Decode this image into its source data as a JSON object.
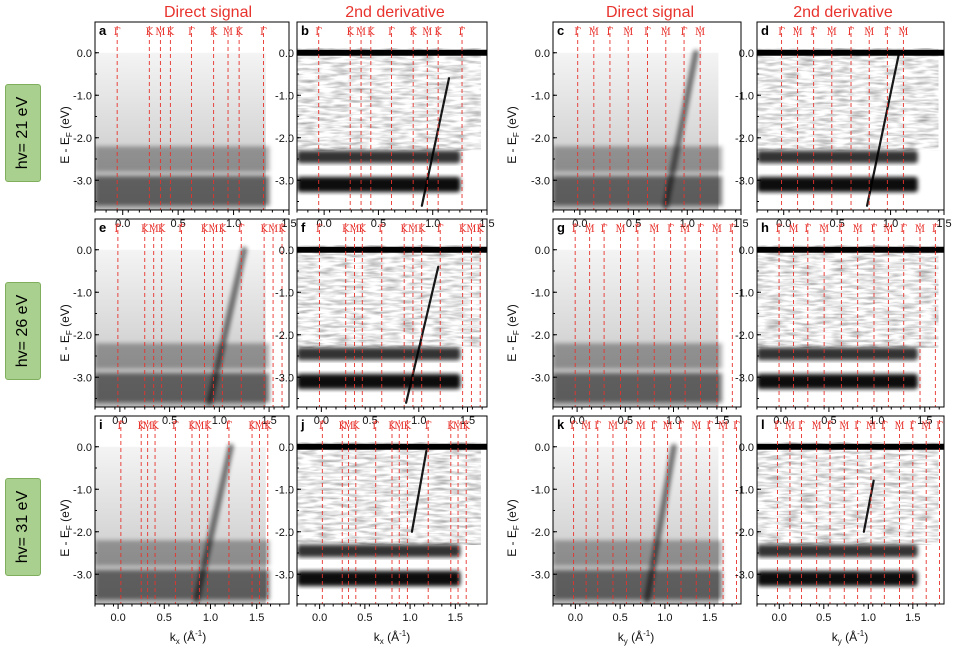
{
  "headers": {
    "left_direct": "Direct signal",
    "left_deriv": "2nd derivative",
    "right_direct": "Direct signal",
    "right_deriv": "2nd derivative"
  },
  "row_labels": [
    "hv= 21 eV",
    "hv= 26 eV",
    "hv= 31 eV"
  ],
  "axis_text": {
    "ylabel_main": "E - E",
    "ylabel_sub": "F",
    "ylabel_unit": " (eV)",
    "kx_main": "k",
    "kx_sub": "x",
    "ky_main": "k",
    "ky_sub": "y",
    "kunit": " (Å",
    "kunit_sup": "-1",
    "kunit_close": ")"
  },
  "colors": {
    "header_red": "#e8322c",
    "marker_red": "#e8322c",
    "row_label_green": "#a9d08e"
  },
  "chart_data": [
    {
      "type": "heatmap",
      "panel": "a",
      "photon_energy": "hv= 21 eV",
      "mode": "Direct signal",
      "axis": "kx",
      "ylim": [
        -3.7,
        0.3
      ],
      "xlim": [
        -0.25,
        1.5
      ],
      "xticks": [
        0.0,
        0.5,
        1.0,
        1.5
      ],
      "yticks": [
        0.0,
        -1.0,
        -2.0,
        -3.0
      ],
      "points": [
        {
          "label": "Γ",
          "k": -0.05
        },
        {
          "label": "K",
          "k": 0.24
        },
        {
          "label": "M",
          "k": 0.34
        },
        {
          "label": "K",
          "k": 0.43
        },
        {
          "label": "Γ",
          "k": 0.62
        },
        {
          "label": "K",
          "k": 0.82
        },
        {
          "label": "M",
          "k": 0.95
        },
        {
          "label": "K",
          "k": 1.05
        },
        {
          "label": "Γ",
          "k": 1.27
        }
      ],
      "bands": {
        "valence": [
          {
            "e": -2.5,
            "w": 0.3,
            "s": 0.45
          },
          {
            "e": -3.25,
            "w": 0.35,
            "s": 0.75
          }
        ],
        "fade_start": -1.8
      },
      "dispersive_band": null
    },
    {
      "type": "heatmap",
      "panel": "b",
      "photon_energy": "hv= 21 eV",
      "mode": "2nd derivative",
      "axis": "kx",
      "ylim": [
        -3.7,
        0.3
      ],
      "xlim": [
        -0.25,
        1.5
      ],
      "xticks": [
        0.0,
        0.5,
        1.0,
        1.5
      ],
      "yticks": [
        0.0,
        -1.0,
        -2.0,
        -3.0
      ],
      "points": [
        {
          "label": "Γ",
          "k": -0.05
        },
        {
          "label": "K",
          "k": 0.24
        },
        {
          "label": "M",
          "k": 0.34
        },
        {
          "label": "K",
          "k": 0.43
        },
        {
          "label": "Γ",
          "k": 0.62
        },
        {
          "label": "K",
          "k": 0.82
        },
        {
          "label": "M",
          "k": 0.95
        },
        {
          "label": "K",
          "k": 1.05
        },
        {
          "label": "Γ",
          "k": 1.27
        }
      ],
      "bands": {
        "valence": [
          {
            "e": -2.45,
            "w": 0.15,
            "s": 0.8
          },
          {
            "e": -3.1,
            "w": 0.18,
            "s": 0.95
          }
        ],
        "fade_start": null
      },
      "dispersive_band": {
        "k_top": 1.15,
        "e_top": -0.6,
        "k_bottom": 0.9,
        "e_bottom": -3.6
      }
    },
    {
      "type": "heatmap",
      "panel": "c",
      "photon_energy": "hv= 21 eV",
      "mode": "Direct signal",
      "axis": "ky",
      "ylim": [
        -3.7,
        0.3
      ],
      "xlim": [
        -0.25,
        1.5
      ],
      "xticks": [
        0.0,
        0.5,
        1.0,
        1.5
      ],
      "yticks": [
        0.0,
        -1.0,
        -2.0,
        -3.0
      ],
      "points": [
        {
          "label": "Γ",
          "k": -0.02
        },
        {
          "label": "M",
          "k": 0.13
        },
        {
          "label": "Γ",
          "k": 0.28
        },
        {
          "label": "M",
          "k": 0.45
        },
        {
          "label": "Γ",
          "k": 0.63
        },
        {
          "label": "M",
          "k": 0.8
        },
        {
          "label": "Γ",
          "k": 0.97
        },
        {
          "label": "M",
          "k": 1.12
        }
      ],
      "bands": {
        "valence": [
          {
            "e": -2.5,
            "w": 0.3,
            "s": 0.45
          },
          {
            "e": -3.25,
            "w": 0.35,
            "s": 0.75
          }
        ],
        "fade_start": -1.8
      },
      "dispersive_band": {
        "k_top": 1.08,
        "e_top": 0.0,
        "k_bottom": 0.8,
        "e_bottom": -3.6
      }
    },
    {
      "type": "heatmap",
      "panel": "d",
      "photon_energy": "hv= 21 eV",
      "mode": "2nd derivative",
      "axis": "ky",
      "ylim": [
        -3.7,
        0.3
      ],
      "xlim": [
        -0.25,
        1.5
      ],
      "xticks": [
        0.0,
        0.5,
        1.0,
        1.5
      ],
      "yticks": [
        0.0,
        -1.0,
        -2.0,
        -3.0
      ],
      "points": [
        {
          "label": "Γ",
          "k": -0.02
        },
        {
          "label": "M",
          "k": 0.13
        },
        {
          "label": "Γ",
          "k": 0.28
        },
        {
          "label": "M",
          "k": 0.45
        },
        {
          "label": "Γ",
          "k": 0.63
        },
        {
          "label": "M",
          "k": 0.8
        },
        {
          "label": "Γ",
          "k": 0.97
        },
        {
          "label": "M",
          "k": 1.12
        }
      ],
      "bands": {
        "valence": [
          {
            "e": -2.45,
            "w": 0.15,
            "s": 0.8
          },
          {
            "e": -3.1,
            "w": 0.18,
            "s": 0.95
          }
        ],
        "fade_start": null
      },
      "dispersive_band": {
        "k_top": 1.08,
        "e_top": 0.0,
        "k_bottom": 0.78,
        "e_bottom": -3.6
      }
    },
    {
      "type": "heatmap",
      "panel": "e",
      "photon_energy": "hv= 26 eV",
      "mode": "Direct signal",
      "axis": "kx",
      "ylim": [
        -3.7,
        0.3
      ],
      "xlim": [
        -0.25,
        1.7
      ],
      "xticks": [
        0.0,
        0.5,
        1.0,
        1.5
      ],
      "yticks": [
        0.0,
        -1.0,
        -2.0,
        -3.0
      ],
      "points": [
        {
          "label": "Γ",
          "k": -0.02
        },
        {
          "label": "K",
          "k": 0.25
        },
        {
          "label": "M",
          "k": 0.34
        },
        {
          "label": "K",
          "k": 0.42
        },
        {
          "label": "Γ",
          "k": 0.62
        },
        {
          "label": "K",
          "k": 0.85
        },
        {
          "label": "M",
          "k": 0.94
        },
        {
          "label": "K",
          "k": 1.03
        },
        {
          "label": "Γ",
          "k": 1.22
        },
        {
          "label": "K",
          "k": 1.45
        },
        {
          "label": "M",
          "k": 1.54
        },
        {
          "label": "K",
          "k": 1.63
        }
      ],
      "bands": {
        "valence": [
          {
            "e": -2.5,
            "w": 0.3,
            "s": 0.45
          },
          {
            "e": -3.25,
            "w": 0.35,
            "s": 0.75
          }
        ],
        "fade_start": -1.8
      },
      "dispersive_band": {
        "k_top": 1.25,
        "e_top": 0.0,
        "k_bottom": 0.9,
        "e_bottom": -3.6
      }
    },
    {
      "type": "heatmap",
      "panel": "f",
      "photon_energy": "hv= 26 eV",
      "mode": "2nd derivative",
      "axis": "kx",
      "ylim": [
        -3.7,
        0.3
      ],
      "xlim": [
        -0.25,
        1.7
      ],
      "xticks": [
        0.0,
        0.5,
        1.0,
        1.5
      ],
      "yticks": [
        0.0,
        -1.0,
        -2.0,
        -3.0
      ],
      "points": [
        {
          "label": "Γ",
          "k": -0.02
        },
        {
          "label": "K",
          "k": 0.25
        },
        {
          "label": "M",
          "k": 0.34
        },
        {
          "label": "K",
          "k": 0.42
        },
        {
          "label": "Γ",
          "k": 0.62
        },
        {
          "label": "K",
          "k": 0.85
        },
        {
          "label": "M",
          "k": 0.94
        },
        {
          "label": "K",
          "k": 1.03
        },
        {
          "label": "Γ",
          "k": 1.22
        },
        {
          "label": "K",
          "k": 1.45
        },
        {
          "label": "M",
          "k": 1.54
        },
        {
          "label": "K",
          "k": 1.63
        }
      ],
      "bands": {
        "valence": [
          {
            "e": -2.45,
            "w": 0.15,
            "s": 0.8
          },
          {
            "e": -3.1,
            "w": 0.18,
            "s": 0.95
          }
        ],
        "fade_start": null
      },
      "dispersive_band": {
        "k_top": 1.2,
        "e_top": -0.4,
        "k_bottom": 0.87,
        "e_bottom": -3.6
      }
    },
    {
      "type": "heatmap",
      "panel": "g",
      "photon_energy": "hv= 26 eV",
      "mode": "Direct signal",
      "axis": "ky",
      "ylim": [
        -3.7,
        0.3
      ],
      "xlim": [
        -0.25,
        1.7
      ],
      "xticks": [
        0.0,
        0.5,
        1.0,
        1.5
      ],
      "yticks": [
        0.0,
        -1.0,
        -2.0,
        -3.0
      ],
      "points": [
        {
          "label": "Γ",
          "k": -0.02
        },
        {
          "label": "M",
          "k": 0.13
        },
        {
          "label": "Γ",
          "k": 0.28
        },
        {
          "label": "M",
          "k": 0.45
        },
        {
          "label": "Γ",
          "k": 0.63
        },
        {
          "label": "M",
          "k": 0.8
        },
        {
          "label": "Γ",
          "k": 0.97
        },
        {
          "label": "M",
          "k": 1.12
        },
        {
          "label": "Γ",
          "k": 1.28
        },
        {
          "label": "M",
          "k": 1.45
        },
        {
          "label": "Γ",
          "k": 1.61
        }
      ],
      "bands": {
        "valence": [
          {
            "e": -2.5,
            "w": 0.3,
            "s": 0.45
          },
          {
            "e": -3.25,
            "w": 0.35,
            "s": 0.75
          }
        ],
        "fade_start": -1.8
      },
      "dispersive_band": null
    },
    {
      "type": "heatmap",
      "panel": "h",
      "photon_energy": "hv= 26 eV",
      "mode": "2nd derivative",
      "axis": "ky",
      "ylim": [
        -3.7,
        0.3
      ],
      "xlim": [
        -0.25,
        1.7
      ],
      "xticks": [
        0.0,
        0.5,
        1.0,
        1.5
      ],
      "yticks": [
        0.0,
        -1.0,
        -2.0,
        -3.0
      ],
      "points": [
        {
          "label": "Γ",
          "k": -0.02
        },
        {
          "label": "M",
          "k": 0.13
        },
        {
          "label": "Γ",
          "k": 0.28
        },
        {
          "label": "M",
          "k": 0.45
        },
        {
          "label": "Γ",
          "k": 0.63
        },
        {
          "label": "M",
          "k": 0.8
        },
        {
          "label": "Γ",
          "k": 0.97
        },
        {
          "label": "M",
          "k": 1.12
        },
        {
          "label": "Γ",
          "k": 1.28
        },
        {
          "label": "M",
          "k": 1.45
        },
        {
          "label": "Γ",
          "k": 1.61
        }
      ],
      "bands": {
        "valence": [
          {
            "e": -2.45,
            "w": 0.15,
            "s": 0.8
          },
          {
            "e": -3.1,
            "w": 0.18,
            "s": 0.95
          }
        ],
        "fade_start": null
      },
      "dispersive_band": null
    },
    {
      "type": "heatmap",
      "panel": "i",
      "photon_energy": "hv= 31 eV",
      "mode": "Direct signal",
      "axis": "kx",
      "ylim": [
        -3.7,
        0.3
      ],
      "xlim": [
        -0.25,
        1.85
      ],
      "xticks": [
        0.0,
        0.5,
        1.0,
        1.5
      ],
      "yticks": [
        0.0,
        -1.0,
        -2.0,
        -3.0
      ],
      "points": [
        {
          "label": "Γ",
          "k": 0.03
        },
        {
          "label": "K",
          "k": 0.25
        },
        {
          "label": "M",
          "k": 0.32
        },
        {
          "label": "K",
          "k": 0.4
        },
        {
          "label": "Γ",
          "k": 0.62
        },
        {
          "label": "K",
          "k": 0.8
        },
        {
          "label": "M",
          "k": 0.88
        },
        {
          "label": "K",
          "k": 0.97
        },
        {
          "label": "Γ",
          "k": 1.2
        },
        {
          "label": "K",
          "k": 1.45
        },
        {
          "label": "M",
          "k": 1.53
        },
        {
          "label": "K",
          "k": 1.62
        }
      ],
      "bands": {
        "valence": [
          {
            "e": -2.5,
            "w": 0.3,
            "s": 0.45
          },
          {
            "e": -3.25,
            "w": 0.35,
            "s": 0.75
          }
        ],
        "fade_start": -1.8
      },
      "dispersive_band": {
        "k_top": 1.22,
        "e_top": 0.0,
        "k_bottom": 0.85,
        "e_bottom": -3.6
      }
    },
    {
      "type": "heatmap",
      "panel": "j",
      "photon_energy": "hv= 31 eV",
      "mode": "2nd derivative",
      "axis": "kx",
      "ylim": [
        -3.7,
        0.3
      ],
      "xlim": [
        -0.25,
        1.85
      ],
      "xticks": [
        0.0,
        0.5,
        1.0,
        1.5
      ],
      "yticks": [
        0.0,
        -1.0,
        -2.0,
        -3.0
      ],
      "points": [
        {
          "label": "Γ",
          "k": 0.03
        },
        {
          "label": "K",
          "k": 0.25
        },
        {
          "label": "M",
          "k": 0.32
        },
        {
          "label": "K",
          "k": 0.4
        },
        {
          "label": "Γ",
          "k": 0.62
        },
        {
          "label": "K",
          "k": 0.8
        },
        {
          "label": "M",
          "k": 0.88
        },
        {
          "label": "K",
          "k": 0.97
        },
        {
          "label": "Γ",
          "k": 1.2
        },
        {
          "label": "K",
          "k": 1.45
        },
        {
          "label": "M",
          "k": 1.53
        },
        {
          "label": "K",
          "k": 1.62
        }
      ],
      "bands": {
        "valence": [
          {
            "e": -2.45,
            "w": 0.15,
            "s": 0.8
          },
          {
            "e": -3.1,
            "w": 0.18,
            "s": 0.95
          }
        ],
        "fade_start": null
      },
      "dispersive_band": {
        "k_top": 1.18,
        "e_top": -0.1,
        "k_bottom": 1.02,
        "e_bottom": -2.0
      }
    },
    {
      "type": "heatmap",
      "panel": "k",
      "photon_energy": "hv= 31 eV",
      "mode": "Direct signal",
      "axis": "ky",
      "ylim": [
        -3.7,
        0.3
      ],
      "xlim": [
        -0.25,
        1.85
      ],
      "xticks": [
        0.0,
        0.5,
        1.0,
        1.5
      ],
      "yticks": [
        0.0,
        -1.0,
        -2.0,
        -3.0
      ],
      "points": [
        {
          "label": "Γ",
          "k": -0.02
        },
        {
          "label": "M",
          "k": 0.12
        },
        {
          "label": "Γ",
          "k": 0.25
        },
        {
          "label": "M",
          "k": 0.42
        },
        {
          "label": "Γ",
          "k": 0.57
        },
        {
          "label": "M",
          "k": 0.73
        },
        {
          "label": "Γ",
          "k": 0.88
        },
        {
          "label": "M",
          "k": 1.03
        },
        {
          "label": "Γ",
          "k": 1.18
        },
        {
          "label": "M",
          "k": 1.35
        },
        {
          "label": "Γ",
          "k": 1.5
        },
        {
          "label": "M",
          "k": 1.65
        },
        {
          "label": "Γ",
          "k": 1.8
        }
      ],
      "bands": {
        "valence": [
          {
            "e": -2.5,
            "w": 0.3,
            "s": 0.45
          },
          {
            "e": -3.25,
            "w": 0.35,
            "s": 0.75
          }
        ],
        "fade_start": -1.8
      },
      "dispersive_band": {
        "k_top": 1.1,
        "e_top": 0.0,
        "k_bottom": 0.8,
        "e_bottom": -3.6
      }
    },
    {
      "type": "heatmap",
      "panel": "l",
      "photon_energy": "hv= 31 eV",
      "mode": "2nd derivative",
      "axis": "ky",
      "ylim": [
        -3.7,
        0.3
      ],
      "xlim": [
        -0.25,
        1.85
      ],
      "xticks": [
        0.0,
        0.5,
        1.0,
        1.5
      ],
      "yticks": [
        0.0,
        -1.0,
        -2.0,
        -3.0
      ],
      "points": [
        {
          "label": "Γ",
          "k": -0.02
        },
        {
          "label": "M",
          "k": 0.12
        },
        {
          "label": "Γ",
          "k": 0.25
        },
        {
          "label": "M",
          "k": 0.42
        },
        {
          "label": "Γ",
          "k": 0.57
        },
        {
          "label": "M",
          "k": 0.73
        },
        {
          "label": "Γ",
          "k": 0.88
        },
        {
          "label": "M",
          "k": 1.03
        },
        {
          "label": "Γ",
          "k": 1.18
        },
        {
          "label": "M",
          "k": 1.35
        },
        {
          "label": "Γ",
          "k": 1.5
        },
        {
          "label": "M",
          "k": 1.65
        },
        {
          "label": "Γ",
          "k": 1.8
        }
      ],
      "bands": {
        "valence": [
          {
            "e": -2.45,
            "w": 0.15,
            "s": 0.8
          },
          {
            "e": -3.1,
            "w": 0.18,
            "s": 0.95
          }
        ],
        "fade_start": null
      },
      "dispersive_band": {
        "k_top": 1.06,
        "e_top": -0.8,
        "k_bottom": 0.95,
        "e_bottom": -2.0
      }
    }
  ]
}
------------
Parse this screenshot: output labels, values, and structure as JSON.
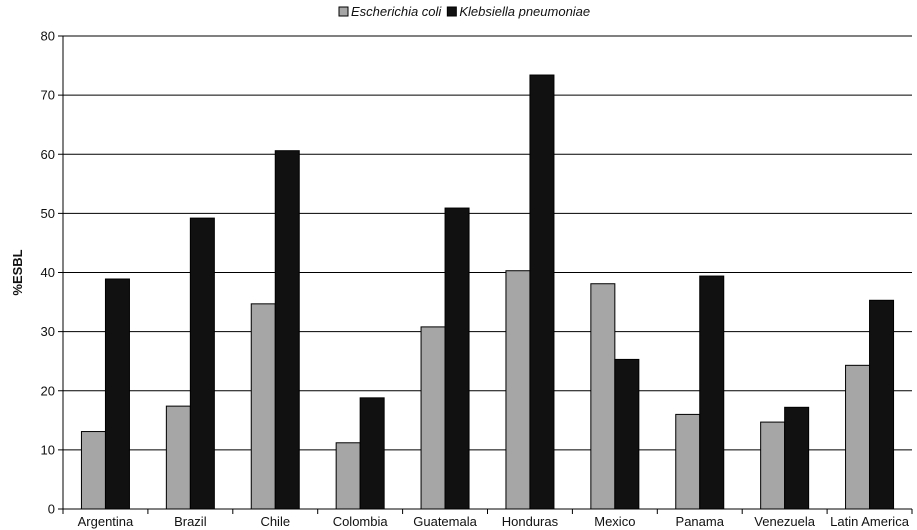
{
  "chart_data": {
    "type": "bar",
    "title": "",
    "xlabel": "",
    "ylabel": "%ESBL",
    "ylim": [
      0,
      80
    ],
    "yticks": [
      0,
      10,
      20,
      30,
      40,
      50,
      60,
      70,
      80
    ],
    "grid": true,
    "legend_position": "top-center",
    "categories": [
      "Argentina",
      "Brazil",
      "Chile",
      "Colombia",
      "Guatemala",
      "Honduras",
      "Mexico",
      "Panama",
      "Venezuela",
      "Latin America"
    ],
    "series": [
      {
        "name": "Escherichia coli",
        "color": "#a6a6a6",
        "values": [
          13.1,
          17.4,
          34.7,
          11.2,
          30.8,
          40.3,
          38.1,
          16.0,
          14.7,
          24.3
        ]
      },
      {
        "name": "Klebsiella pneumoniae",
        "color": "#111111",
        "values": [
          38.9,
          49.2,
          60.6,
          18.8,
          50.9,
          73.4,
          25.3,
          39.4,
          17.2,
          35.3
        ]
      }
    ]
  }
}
------------
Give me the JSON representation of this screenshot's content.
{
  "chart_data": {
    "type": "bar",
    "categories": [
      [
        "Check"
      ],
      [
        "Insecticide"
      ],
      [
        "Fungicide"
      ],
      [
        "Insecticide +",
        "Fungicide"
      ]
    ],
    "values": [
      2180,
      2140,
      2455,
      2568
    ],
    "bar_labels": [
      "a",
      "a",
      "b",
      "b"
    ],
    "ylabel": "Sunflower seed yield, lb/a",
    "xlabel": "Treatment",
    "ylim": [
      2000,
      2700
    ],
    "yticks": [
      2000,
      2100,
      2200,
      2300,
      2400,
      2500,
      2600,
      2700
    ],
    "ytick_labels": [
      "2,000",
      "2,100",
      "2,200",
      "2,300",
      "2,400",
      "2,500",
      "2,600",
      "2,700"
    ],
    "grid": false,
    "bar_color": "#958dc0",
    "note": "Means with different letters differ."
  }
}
------------
Determine the number of lines in the data that contain "screenshot" as a word or string, and state only that number.

2